[Collected data entries]
>> begin
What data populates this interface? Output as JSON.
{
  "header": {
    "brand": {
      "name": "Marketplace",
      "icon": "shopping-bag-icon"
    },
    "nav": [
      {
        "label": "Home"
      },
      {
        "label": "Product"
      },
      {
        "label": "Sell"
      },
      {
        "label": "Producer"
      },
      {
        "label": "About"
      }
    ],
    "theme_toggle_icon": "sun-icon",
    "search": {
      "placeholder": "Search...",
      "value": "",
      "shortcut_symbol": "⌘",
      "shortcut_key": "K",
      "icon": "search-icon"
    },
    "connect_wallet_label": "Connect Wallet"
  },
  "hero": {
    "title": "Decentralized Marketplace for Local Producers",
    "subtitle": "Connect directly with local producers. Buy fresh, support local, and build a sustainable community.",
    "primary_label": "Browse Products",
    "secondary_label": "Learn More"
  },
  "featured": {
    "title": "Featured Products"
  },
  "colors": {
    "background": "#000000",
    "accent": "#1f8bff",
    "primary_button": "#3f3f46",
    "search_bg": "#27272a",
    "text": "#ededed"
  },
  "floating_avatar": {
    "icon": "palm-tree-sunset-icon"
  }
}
>> end
> **Written task**
Would you restate each of the entries word for word?

> **The answer**
What data populates this interface? Output as JSON.
{
  "header": {
    "brand": {
      "name": "Marketplace",
      "icon": "shopping-bag-icon"
    },
    "nav": [
      {
        "label": "Home"
      },
      {
        "label": "Product"
      },
      {
        "label": "Sell"
      },
      {
        "label": "Producer"
      },
      {
        "label": "About"
      }
    ],
    "theme_toggle_icon": "sun-icon",
    "search": {
      "placeholder": "Search...",
      "value": "",
      "shortcut_symbol": "⌘",
      "shortcut_key": "K",
      "icon": "search-icon"
    },
    "connect_wallet_label": "Connect Wallet"
  },
  "hero": {
    "title": "Decentralized Marketplace for Local Producers",
    "subtitle": "Connect directly with local producers. Buy fresh, support local, and build a sustainable community.",
    "primary_label": "Browse Products",
    "secondary_label": "Learn More"
  },
  "featured": {
    "title": "Featured Products"
  },
  "colors": {
    "background": "#000000",
    "accent": "#1f8bff",
    "primary_button": "#3f3f46",
    "search_bg": "#27272a",
    "text": "#ededed"
  },
  "floating_avatar": {
    "icon": "palm-tree-sunset-icon"
  }
}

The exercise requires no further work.